* Task prompt: Copy out exactly the lines running from the one with "Read all visible content and emit it as JSON." through the final line, both ends included, and nothing else. Pictures stay out of the copy.

* Information provided:
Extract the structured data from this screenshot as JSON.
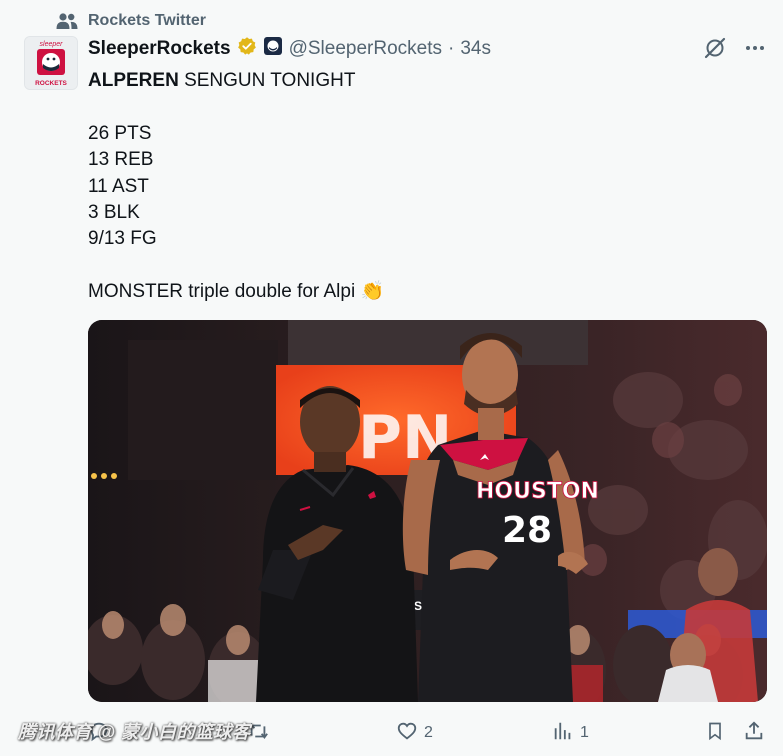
{
  "social_context": {
    "icon": "people-icon",
    "label": "Rockets Twitter"
  },
  "author": {
    "avatar_text_top": "sleeper",
    "avatar_text_bottom": "ROCKETS",
    "display_name": "SleeperRockets",
    "verified_icon": "verified-badge-icon",
    "affiliate_icon": "affiliate-badge-icon",
    "handle": "@SleeperRockets",
    "separator": "·",
    "timestamp": "34s"
  },
  "top_actions": {
    "grok_icon": "grok-icon",
    "more_icon": "more-icon"
  },
  "text": {
    "first_word": "ALPEREN",
    "line1_rest": " SENGUN TONIGHT",
    "stats": [
      "26 PTS",
      "13 REB",
      "11 AST",
      "3 BLK",
      "9/13 FG"
    ],
    "closing": "MONSTER triple double for Alpi",
    "emoji": "👏"
  },
  "media": {
    "jersey_text": "HOUSTON",
    "jersey_number": "28",
    "arena_sign": "PN",
    "courtside_text": "SCO"
  },
  "actions": {
    "reply_icon": "reply-icon",
    "retweet_icon": "retweet-icon",
    "like_icon": "heart-icon",
    "like_count": "2",
    "views_icon": "views-icon",
    "view_count": "1",
    "bookmark_icon": "bookmark-icon",
    "share_icon": "share-icon"
  },
  "watermark": "腾讯体育 @ 蒙小白的篮球客",
  "colors": {
    "background": "#f7f9f9",
    "secondary_text": "#536471",
    "verified_gold": "#e2b719",
    "rockets_red": "#ce1141"
  }
}
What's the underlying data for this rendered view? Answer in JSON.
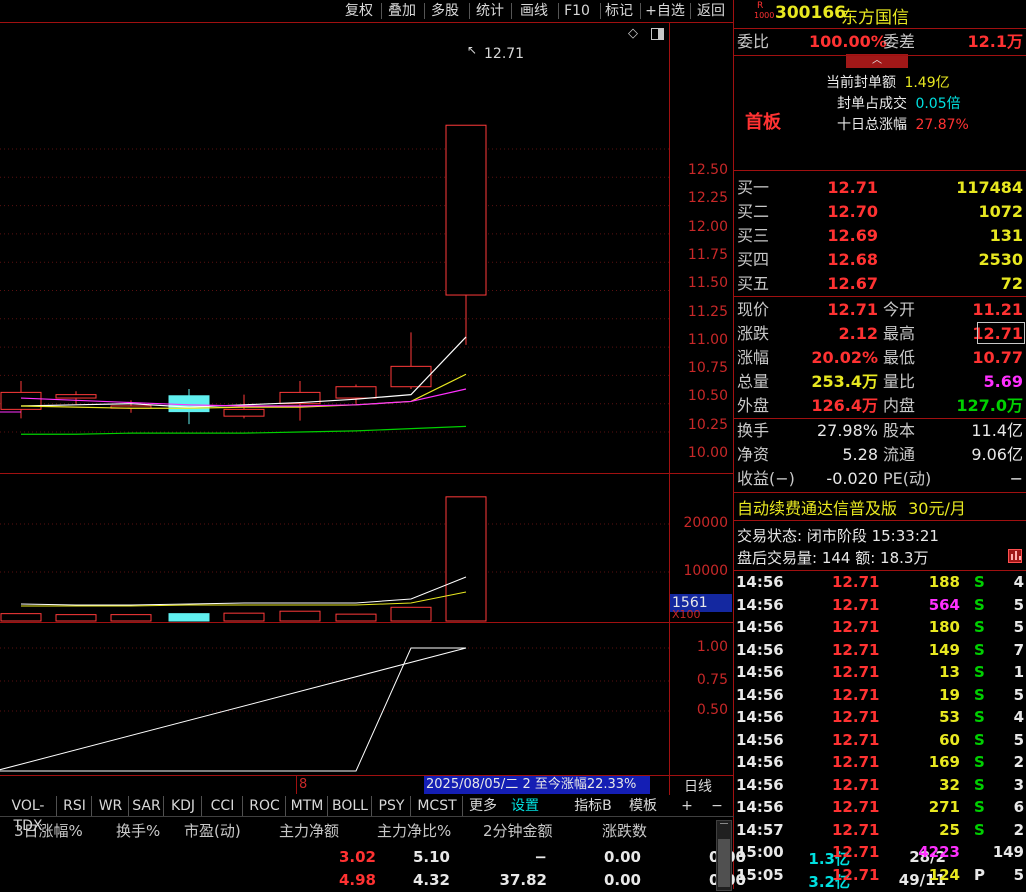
{
  "toolbar": {
    "buttons": [
      "复权",
      "叠加",
      "多股",
      "统计",
      "画线",
      "F10",
      "标记",
      "+自选",
      "返回"
    ]
  },
  "chart_data": {
    "type": "candlestick",
    "price_axis": [
      "12.50",
      "12.25",
      "12.00",
      "11.75",
      "11.50",
      "11.25",
      "11.00",
      "10.75",
      "10.50",
      "10.25",
      "10.00"
    ],
    "last_price_label": "12.71",
    "volume_axis": [
      "20000",
      "10000"
    ],
    "volume_marker": "1561",
    "volume_unit": "X100",
    "indicator_axis": [
      "1.00",
      "0.75",
      "0.50"
    ],
    "candles": [
      {
        "open": 10.2,
        "close": 10.35,
        "high": 10.45,
        "low": 10.12,
        "color": "red"
      },
      {
        "open": 10.3,
        "close": 10.33,
        "high": 10.36,
        "low": 10.25,
        "color": "red"
      },
      {
        "open": 10.21,
        "close": 10.23,
        "high": 10.28,
        "low": 10.17,
        "color": "red"
      },
      {
        "open": 10.32,
        "close": 10.18,
        "high": 10.38,
        "low": 10.07,
        "color": "cyan"
      },
      {
        "open": 10.14,
        "close": 10.2,
        "high": 10.33,
        "low": 10.12,
        "color": "red"
      },
      {
        "open": 10.25,
        "close": 10.35,
        "high": 10.45,
        "low": 10.1,
        "color": "red"
      },
      {
        "open": 10.3,
        "close": 10.4,
        "high": 10.42,
        "low": 10.25,
        "color": "red"
      },
      {
        "open": 10.4,
        "close": 10.58,
        "high": 10.88,
        "low": 10.38,
        "color": "red"
      },
      {
        "open": 11.21,
        "close": 12.71,
        "high": 12.71,
        "low": 10.77,
        "color": "red"
      }
    ],
    "volumes": [
      {
        "value": 1500,
        "color": "red"
      },
      {
        "value": 1300,
        "color": "red"
      },
      {
        "value": 1300,
        "color": "red"
      },
      {
        "value": 1500,
        "color": "cyan"
      },
      {
        "value": 1600,
        "color": "red"
      },
      {
        "value": 2000,
        "color": "red"
      },
      {
        "value": 1400,
        "color": "red"
      },
      {
        "value": 2800,
        "color": "red"
      },
      {
        "value": 25340,
        "color": "red"
      }
    ],
    "indicator": [
      0,
      0,
      0,
      0,
      0,
      0,
      0,
      1,
      1
    ]
  },
  "status_bar": {
    "marker": "8",
    "info": "2025/08/05/二 2 至今涨幅22.33%",
    "period": "日线"
  },
  "indicator_tabs": [
    "VOL-TDX",
    "RSI",
    "WR",
    "SAR",
    "KDJ",
    "CCI",
    "ROC",
    "MTM",
    "BOLL",
    "PSY",
    "MCST",
    "更多",
    "设置",
    "指标B",
    "模板",
    "+",
    "−"
  ],
  "bottom_table": {
    "headers": [
      "3日涨幅%",
      "换手%",
      "市盈(动)",
      "主力净额",
      "主力净比%",
      "2分钟金额",
      "涨跌数"
    ],
    "rows": [
      [
        "3.02",
        "5.10",
        "−",
        "0.00",
        "0.00",
        "1.3亿",
        "28/2"
      ],
      [
        "4.98",
        "4.32",
        "37.82",
        "0.00",
        "0.00",
        "3.2亿",
        "49/11"
      ]
    ]
  },
  "stock": {
    "badge": "R",
    "badge2": "1000",
    "code": "300166",
    "name": "东方国信",
    "weibi_label": "委比",
    "weibi_value": "100.00%",
    "weicha_label": "委差",
    "weicha_value": "12.1万",
    "board": "首板",
    "seal_amount_label": "当前封单额",
    "seal_amount": "1.49亿",
    "seal_ratio_label": "封单占成交",
    "seal_ratio": "0.05倍",
    "ten_day_label": "十日总涨幅",
    "ten_day": "27.87%"
  },
  "order_book": [
    {
      "label": "买一",
      "price": "12.71",
      "vol": "117484"
    },
    {
      "label": "买二",
      "price": "12.70",
      "vol": "1072"
    },
    {
      "label": "买三",
      "price": "12.69",
      "vol": "131"
    },
    {
      "label": "买四",
      "price": "12.68",
      "vol": "2530"
    },
    {
      "label": "买五",
      "price": "12.67",
      "vol": "72"
    }
  ],
  "quote": [
    {
      "l1": "现价",
      "v1": "12.71",
      "l2": "今开",
      "v2": "11.21"
    },
    {
      "l1": "涨跌",
      "v1": "2.12",
      "l2": "最高",
      "v2": "12.71"
    },
    {
      "l1": "涨幅",
      "v1": "20.02%",
      "l2": "最低",
      "v2": "10.77"
    },
    {
      "l1": "总量",
      "v1": "253.4万",
      "l2": "量比",
      "v2": "5.69"
    },
    {
      "l1": "外盘",
      "v1": "126.4万",
      "l2": "内盘",
      "v2": "127.0万"
    }
  ],
  "fundamentals": [
    {
      "l1": "换手",
      "v1": "27.98%",
      "l2": "股本",
      "v2": "11.4亿"
    },
    {
      "l1": "净资",
      "v1": "5.28",
      "l2": "流通",
      "v2": "9.06亿"
    },
    {
      "l1": "收益(−)",
      "v1": "-0.020",
      "l2": "PE(动)",
      "v2": "−"
    }
  ],
  "promo": {
    "text": "自动续费通达信普及版",
    "price": "30元/月"
  },
  "trade_state": {
    "line1": "交易状态: 闭市阶段 15:33:21",
    "line2": "盘后交易量: 144  额: 18.3万"
  },
  "ticks": [
    {
      "t": "14:56",
      "p": "12.71",
      "v": "188",
      "d": "S",
      "n": "4"
    },
    {
      "t": "14:56",
      "p": "12.71",
      "v": "564",
      "d": "S",
      "n": "5"
    },
    {
      "t": "14:56",
      "p": "12.71",
      "v": "180",
      "d": "S",
      "n": "5"
    },
    {
      "t": "14:56",
      "p": "12.71",
      "v": "149",
      "d": "S",
      "n": "7"
    },
    {
      "t": "14:56",
      "p": "12.71",
      "v": "13",
      "d": "S",
      "n": "1"
    },
    {
      "t": "14:56",
      "p": "12.71",
      "v": "19",
      "d": "S",
      "n": "5"
    },
    {
      "t": "14:56",
      "p": "12.71",
      "v": "53",
      "d": "S",
      "n": "4"
    },
    {
      "t": "14:56",
      "p": "12.71",
      "v": "60",
      "d": "S",
      "n": "5"
    },
    {
      "t": "14:56",
      "p": "12.71",
      "v": "169",
      "d": "S",
      "n": "2"
    },
    {
      "t": "14:56",
      "p": "12.71",
      "v": "32",
      "d": "S",
      "n": "3"
    },
    {
      "t": "14:56",
      "p": "12.71",
      "v": "271",
      "d": "S",
      "n": "6"
    },
    {
      "t": "14:57",
      "p": "12.71",
      "v": "25",
      "d": "S",
      "n": "2"
    },
    {
      "t": "15:00",
      "p": "12.71",
      "v": "4223",
      "d": "",
      "n": "149"
    },
    {
      "t": "15:05",
      "p": "12.71",
      "v": "124",
      "d": "P",
      "n": "5"
    }
  ]
}
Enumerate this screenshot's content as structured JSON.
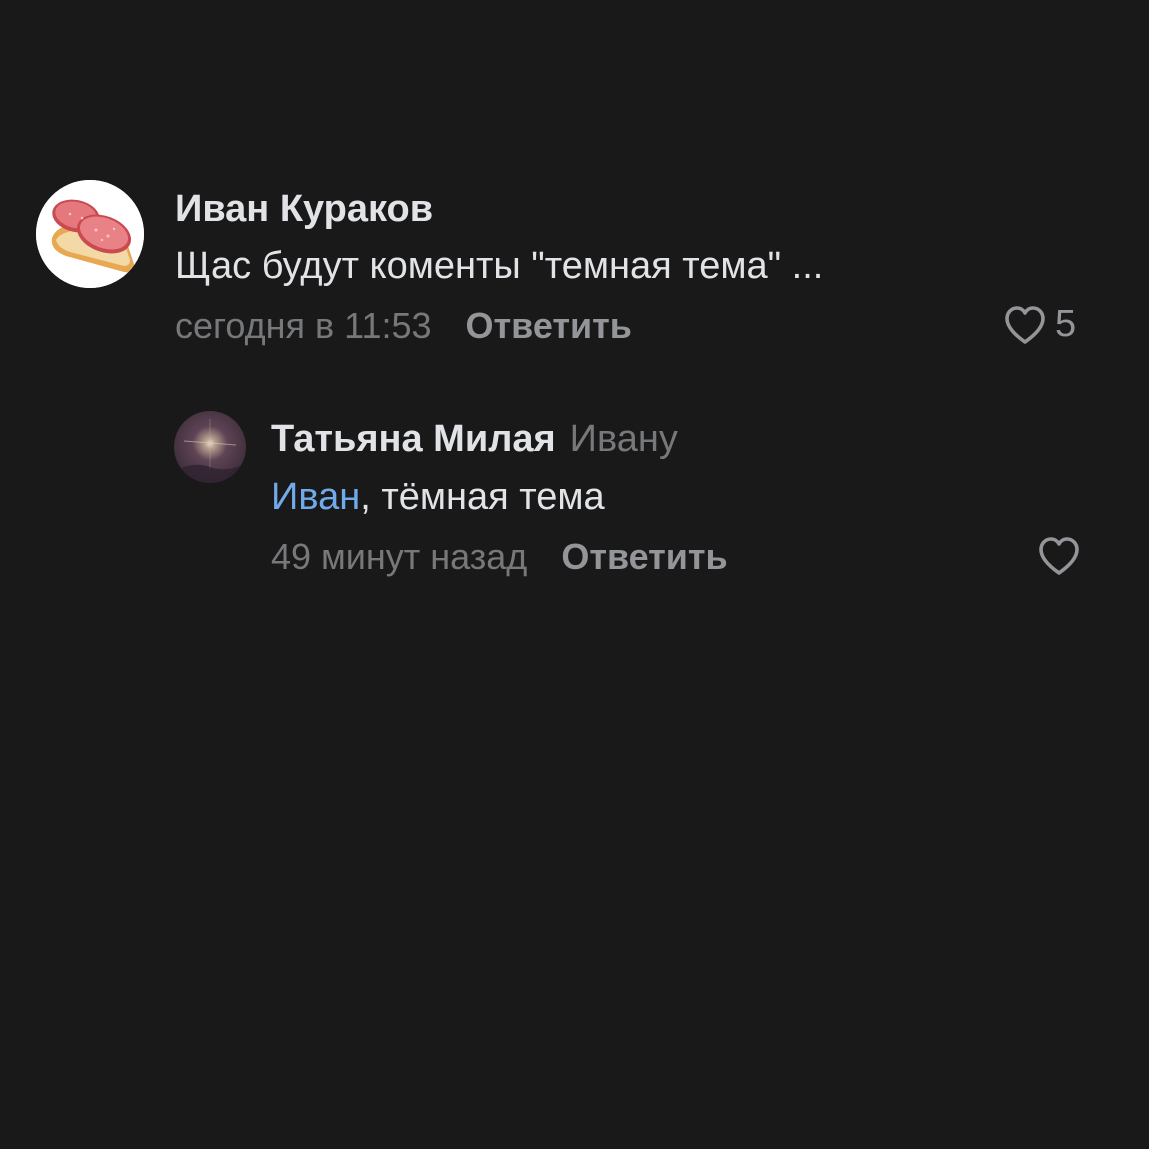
{
  "comments": [
    {
      "author": "Иван Кураков",
      "text": "Щас будут коменты \"темная тема\" ...",
      "time": "сегодня в 11:53",
      "reply_label": "Ответить",
      "likes": "5",
      "avatar_icon": "salami-sandwich-avatar"
    }
  ],
  "replies": [
    {
      "author": "Татьяна Милая",
      "reply_to": "Ивану",
      "mention": "Иван",
      "text_rest": ", тёмная тема",
      "time": "49 минут назад",
      "reply_label": "Ответить",
      "avatar_icon": "night-photo-avatar"
    }
  ],
  "colors": {
    "background": "#19191a",
    "primary_text": "#e1e3e6",
    "secondary_text": "#76787a",
    "action_text": "#939598",
    "mention": "#71aaeb"
  }
}
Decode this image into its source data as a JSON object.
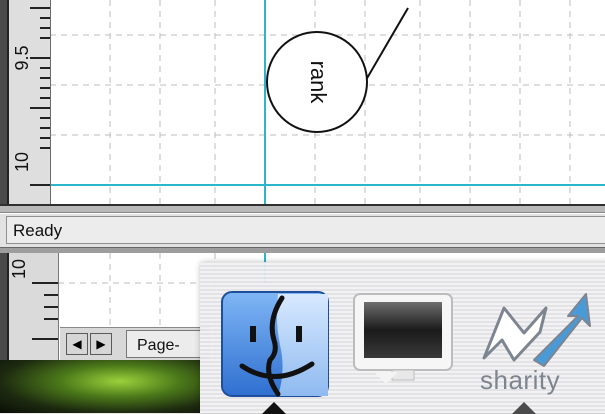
{
  "canvas": {
    "shape_label": "rank",
    "ruler_labels": [
      "9.5",
      "10"
    ]
  },
  "status": {
    "text": "Ready"
  },
  "lower_window": {
    "ruler_label": "10",
    "page_tab_label": "Page-",
    "nav_prev_icon": "triangle-left-icon",
    "nav_next_icon": "triangle-right-icon"
  },
  "dock": {
    "items": [
      {
        "name": "Finder",
        "icon": "finder-icon",
        "running": true
      },
      {
        "name": "Display",
        "icon": "display-icon",
        "running": false
      },
      {
        "name": "sharity",
        "icon": "sharity-icon",
        "running": true
      }
    ],
    "sharity_label": "sharity"
  },
  "colors": {
    "guide_line": "#2bb7c9",
    "grid": "#b8b8b8",
    "finder_blue": "#4b8fe0"
  }
}
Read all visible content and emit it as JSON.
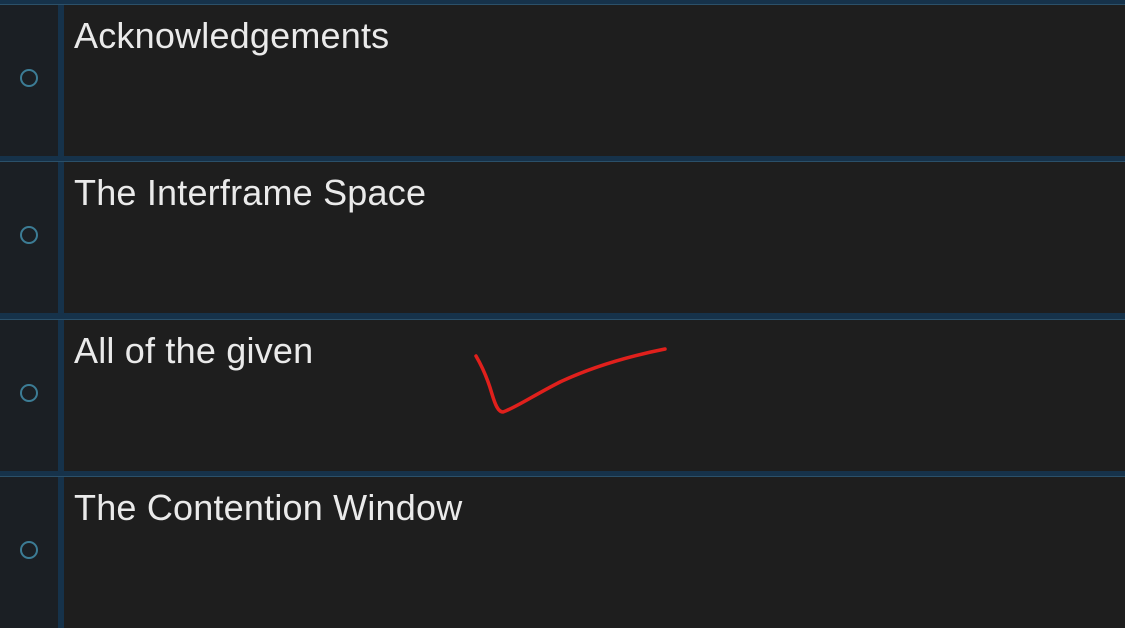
{
  "question": {
    "options": [
      {
        "label": "Acknowledgements",
        "selected": false
      },
      {
        "label": "The Interframe Space",
        "selected": false
      },
      {
        "label": "All of the given",
        "selected": false
      },
      {
        "label": "The Contention Window",
        "selected": false
      }
    ]
  },
  "colors": {
    "background": "#1e1e1e",
    "radio_cell": "#1b1f24",
    "radio_border": "#3c7c95",
    "divider": "#16324a",
    "text": "#eaeaea",
    "annotation": "#e0201c"
  },
  "annotation": {
    "type": "checkmark",
    "target_option": "All of the given"
  }
}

* Response to the exercise:
Read all visible content and emit it as JSON.
{
  "question": {
    "options": [
      {
        "label": "Acknowledgements",
        "selected": false
      },
      {
        "label": "The Interframe Space",
        "selected": false
      },
      {
        "label": "All of the given",
        "selected": false
      },
      {
        "label": "The Contention Window",
        "selected": false
      }
    ]
  },
  "colors": {
    "background": "#1e1e1e",
    "radio_cell": "#1b1f24",
    "radio_border": "#3c7c95",
    "divider": "#16324a",
    "text": "#eaeaea",
    "annotation": "#e0201c"
  },
  "annotation": {
    "type": "checkmark",
    "target_option": "All of the given"
  }
}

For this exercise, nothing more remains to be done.